>>

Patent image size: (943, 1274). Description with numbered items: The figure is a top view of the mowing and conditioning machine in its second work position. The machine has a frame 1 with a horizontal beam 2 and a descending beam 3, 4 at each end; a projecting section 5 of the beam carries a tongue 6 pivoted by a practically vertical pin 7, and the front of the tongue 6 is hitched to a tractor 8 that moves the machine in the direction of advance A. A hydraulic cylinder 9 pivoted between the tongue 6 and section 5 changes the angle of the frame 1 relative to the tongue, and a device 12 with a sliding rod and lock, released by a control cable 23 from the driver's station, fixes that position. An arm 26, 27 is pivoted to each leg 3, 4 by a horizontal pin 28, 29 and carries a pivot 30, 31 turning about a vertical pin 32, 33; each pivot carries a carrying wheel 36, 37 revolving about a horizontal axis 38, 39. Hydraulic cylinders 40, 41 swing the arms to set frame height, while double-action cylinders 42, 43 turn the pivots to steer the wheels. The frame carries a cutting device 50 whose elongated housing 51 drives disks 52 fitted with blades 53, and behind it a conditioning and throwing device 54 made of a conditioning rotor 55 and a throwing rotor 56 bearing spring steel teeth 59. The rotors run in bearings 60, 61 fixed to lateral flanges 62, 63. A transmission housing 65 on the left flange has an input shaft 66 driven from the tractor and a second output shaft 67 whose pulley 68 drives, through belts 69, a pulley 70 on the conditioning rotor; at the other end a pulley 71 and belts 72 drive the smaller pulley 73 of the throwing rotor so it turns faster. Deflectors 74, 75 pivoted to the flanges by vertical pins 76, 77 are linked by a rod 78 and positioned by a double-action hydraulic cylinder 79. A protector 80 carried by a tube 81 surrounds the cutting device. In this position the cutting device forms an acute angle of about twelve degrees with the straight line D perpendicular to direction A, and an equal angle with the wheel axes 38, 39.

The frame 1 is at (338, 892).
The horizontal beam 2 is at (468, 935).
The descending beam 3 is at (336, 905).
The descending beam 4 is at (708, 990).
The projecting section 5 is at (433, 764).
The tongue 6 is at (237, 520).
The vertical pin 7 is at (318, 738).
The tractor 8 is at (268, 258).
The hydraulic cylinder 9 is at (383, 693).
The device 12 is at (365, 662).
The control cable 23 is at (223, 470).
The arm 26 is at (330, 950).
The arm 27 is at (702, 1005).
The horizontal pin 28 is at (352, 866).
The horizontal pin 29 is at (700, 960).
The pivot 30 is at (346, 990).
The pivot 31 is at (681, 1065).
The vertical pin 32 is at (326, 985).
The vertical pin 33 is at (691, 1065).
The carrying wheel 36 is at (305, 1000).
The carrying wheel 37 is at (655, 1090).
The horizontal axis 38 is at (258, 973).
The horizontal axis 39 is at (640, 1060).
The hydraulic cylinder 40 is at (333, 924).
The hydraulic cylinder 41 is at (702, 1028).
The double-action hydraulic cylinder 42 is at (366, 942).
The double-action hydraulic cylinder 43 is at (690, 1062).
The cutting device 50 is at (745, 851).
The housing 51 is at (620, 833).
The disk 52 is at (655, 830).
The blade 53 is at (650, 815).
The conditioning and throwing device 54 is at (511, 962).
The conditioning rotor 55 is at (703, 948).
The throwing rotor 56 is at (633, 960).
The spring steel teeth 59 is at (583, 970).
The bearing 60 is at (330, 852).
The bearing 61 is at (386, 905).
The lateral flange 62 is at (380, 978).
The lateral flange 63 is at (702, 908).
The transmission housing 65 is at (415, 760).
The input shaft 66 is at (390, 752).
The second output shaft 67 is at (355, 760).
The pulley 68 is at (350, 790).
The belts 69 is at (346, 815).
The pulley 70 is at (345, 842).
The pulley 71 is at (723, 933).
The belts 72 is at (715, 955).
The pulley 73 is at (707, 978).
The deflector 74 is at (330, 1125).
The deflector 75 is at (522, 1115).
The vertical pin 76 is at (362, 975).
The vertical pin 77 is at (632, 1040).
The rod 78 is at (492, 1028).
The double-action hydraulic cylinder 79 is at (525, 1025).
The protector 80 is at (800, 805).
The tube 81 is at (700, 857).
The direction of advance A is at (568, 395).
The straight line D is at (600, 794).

<<

## What to produce:
Rewrite the records as a numbered list, leaving out blank lines, starting at the beginning of the records and running through the line containing "The projecting section 5 is at (433, 764).". Include only those lines.

## Correct result:
1. Patent image size: (943, 1274). Description with numbered items: The figure is a top view of the mowing and conditioning machine in its second work position. The machine has a frame 1 with a horizontal beam 2 and a descending beam 3, 4 at each end; a projecting section 5 of the beam carries a tongue 6 pivoted by a practically vertical pin 7, and the front of the tongue 6 is hitched to a tractor 8 that moves the machine in the direction of advance A. A hydraulic cylinder 9 pivoted between the tongue 6 and section 5 changes the angle of the frame 1 relative to the tongue, and a device 12 with a sliding rod and lock, released by a control cable 23 from the driver's station, fixes that position. An arm 26, 27 is pivoted to each leg 3, 4 by a horizontal pin 28, 29 and carries a pivot 30, 31 turning about a vertical pin 32, 33; each pivot carries a carrying wheel 36, 37 revolving about a horizontal axis 38, 39. Hydraulic cylinders 40, 41 swing the arms to set frame height, while double-action cylinders 42, 43 turn the pivots to steer the wheels. The frame carries a cutting device 50 whose elongated housing 51 drives disks 52 fitted with blades 53, and behind it a conditioning and throwing device 54 made of a conditioning rotor 55 and a throwing rotor 56 bearing spring steel teeth 59. The rotors run in bearings 60, 61 fixed to lateral flanges 62, 63. A transmission housing 65 on the left flange has an input shaft 66 driven from the tractor and a second output shaft 67 whose pulley 68 drives, through belts 69, a pulley 70 on the conditioning rotor; at the other end a pulley 71 and belts 72 drive the smaller pulley 73 of the throwing rotor so it turns faster. Deflectors 74, 75 pivoted to the flanges by vertical pins 76, 77 are linked by a rod 78 and positioned by a double-action hydraulic cylinder 79. A protector 80 carried by a tube 81 surrounds the cutting device. In this position the cutting device forms an acute angle of about twelve degrees with the straight line D perpendicular to direction A, and an equal angle with the wheel axes 38, 39.
2. The frame 1 is at (338, 892).
3. The horizontal beam 2 is at (468, 935).
4. The descending beam 3 is at (336, 905).
5. The descending beam 4 is at (708, 990).
6. The projecting section 5 is at (433, 764).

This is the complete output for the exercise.